# START OF GIVEN ENTRIES

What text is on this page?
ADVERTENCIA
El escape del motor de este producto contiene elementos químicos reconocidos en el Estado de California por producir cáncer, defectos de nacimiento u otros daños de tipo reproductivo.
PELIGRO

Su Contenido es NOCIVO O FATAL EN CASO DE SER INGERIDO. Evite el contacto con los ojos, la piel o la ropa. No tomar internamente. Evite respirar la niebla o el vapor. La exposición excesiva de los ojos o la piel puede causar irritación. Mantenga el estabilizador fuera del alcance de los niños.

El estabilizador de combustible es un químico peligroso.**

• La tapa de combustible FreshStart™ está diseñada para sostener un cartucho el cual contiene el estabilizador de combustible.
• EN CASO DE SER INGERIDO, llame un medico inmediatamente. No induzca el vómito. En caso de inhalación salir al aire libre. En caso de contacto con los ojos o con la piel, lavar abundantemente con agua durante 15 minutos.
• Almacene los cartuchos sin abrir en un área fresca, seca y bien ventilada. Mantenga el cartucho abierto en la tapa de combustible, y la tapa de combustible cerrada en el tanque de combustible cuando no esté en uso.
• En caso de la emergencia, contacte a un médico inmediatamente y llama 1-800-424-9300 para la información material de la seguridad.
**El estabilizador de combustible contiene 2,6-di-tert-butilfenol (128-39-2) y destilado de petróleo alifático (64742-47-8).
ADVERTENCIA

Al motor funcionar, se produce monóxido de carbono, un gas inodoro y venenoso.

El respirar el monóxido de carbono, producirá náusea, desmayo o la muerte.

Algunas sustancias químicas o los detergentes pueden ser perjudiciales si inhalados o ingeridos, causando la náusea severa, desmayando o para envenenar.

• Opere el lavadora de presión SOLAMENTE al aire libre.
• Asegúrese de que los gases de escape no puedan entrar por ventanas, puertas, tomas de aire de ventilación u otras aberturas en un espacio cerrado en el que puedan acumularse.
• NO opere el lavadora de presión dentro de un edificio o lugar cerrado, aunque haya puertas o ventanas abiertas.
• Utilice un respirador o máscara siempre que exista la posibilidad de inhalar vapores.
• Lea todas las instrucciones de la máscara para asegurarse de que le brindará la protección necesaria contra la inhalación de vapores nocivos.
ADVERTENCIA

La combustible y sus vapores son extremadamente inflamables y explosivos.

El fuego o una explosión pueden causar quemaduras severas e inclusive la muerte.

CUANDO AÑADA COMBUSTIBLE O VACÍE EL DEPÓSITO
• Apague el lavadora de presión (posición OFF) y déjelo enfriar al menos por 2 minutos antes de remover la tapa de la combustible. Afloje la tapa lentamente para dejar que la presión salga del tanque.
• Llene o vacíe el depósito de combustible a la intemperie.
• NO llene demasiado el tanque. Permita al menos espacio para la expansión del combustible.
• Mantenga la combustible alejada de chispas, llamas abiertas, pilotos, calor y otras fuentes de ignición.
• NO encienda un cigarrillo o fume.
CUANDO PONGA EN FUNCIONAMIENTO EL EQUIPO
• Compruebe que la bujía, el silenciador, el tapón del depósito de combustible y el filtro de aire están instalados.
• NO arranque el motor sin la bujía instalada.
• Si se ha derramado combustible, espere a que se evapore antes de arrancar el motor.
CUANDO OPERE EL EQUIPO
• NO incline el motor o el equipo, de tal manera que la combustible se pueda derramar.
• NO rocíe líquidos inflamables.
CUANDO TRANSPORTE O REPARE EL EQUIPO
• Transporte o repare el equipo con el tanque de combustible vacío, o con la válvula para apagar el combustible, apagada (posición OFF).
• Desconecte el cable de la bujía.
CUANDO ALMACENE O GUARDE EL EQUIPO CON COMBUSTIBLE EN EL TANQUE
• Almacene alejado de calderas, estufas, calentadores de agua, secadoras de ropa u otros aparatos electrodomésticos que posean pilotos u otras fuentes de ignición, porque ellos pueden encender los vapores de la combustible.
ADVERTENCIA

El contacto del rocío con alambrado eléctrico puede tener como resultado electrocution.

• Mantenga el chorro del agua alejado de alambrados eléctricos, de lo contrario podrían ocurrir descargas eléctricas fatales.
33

# END OF GIVEN ENTRIES

WHAT IS REQUIRED
Scan the material above for the string "cerrado" and report each line where you find it.

TASK ANSWER
• Asegúrese de que los gases de escape no puedan entrar por ventanas, puertas, tomas de aire de ventilación u otras aberturas en un espacio cerrado en el que puedan acumularse.
• NO opere el lavadora de presión dentro de un edificio o lugar cerrado, aunque haya puertas o ventanas abiertas.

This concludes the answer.